---- Record list

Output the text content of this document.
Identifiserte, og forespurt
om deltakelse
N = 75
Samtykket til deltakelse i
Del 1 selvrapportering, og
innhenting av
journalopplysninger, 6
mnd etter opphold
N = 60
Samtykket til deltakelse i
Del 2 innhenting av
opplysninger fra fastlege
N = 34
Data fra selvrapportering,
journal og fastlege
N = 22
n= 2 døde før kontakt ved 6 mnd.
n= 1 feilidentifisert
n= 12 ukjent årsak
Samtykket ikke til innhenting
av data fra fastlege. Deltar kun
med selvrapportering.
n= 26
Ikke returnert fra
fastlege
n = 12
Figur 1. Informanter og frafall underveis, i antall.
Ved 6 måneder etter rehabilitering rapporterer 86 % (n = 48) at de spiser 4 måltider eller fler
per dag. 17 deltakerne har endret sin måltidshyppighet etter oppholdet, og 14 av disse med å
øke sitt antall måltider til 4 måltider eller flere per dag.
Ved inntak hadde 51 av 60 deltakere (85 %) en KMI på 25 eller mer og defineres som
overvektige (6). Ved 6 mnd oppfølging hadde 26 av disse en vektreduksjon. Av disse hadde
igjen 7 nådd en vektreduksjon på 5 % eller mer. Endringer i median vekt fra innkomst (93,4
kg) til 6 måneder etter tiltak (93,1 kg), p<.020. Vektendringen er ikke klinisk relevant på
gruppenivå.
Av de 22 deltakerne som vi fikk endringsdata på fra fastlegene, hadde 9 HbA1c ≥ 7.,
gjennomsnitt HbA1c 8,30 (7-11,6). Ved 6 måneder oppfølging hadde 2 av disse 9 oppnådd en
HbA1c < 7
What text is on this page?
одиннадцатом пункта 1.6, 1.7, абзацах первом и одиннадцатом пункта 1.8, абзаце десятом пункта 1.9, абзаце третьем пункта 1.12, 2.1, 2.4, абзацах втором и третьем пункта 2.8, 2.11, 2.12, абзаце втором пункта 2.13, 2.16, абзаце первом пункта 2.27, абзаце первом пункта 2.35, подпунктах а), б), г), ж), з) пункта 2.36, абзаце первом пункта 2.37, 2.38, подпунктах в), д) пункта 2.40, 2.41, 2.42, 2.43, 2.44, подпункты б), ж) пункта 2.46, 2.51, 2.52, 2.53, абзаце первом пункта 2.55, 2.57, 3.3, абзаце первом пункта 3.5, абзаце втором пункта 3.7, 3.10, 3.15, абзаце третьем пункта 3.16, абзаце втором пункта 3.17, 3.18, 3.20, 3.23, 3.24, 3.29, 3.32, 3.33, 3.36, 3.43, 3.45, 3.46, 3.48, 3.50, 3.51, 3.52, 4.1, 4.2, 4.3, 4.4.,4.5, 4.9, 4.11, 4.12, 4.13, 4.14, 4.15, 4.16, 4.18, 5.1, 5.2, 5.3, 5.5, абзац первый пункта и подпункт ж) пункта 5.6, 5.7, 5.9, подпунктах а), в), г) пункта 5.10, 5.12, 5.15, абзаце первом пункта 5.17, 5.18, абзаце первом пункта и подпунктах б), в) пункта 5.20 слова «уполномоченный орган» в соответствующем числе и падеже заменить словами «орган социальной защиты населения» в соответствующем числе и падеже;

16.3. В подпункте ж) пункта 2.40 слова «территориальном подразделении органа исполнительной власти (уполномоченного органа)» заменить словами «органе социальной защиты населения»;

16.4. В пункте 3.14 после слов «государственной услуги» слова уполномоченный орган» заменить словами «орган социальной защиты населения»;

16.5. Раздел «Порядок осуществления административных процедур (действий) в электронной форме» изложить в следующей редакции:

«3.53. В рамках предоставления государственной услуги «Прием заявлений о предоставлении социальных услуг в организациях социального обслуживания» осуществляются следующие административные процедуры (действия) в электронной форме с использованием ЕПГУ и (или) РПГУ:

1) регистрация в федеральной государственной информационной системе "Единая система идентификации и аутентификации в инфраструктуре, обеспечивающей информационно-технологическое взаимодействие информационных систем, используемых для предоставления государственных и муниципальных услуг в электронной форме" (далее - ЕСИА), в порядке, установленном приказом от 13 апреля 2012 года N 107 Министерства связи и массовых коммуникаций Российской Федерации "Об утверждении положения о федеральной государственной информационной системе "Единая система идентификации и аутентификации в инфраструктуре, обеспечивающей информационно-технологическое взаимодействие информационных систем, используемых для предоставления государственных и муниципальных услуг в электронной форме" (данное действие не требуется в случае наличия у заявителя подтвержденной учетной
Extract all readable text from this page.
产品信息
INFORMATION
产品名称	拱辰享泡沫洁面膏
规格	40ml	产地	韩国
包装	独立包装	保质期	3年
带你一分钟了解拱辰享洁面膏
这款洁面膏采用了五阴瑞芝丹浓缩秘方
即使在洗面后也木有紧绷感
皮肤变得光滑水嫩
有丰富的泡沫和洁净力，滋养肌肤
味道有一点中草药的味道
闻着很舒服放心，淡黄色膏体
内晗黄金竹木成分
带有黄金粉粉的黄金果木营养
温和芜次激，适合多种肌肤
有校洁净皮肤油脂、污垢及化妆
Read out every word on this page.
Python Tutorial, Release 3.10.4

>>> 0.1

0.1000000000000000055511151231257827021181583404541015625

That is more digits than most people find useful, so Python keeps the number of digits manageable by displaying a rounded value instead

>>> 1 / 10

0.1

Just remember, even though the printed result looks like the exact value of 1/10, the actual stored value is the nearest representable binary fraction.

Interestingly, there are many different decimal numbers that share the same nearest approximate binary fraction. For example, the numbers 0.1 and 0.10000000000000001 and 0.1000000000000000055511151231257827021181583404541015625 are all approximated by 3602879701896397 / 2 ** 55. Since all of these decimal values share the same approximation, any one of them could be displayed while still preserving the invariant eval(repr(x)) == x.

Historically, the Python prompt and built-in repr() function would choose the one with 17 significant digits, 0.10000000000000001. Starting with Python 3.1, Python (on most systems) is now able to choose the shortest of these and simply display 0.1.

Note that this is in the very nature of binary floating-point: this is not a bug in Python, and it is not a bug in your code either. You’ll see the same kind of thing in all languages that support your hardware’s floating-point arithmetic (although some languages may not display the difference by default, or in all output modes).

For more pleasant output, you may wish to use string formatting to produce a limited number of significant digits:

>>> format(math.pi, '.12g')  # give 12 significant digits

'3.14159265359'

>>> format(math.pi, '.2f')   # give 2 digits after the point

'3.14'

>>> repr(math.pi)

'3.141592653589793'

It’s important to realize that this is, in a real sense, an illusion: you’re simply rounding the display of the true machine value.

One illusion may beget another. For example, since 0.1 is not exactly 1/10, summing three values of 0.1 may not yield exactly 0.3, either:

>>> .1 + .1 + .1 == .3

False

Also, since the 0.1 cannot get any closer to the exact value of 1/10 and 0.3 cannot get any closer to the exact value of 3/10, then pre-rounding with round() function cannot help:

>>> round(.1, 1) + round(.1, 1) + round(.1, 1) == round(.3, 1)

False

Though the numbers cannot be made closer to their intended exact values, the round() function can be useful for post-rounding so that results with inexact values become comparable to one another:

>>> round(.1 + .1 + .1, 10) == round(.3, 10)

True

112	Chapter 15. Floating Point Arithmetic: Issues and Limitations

--------

- [Problem description]
From the listing above, copy out each line where the word "innhenting" appears.

- [Exercise solution]
innhenting av
Del 2 innhenting av
Samtykket ikke til innhenting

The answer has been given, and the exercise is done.